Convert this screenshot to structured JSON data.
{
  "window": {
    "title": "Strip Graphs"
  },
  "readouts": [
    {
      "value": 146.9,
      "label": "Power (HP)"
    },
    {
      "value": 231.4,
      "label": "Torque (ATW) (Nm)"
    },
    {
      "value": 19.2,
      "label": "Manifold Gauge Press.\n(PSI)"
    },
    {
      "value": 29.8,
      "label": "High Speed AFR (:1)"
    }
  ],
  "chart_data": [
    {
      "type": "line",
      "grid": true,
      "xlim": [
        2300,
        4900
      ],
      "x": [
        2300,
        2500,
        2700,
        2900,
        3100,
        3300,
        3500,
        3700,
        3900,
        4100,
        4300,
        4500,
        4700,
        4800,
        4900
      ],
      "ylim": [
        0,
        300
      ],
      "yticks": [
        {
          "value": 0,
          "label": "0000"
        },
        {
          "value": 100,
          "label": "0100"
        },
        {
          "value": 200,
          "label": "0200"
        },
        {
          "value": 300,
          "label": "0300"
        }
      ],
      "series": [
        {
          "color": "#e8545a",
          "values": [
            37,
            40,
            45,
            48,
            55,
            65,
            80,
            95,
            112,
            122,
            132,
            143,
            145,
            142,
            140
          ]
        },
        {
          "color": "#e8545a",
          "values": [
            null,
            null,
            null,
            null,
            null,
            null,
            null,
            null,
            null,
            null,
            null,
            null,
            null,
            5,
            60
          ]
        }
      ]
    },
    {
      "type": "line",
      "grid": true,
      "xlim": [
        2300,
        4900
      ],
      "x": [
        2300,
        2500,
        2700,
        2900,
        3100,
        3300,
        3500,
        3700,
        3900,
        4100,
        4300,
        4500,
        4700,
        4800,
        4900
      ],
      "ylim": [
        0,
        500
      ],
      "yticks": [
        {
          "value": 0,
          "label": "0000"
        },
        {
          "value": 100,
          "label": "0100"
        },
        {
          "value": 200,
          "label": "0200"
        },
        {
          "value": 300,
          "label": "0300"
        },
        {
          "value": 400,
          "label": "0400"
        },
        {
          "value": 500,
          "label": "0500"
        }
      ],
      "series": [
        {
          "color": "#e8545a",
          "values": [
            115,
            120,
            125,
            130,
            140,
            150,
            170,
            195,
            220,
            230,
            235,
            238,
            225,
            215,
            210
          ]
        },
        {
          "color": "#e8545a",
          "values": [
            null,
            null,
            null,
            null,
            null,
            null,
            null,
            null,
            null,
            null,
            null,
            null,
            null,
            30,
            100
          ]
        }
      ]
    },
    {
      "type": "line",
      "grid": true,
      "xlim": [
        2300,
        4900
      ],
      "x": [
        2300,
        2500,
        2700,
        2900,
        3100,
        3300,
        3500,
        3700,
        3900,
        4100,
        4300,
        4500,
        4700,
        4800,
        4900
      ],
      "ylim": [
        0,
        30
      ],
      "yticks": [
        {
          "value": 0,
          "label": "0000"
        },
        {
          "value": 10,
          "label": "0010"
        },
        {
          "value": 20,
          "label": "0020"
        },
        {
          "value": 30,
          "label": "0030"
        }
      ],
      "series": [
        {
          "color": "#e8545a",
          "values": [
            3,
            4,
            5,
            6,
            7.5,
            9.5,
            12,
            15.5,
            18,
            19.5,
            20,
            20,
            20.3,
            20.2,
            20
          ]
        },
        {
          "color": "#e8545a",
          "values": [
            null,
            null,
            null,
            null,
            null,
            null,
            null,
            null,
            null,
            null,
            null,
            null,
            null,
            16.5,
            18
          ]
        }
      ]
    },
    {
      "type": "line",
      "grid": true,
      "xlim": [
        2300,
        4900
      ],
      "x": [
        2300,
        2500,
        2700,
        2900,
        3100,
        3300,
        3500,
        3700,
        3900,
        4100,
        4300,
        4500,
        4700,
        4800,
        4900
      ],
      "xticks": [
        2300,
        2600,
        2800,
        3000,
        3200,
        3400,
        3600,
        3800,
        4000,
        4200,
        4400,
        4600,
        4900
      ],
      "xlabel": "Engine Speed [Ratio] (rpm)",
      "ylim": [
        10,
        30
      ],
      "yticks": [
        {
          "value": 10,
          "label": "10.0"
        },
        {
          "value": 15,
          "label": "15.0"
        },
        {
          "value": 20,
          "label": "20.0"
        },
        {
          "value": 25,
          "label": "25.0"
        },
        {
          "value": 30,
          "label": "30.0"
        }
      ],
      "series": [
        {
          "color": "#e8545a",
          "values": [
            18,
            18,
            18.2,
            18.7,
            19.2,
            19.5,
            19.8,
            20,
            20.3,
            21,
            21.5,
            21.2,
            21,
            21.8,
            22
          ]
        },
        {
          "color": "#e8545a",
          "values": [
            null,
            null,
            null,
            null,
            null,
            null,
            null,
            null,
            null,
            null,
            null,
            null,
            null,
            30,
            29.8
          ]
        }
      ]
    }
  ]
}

...

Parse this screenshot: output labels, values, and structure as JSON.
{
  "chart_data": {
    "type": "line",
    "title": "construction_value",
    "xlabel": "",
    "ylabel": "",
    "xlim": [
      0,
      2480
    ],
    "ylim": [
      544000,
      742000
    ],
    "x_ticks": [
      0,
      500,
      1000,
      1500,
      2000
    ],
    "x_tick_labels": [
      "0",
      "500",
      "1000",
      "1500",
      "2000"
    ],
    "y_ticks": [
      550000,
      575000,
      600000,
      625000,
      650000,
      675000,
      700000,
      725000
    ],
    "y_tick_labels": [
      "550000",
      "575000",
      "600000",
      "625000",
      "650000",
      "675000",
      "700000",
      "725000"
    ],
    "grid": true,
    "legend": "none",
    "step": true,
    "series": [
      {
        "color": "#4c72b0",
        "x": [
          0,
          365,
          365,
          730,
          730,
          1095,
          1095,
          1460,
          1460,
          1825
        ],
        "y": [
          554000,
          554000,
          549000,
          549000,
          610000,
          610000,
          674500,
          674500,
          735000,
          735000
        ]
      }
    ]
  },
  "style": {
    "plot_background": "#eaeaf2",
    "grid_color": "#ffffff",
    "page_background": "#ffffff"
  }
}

WHAT TO DO
Filter the records, keeping only lines that contain "xlabel", and show those lines.

ANSWER TO THIS TASK
      "xlabel": "Engine Speed [Ratio] (rpm)",
    "xlabel": "",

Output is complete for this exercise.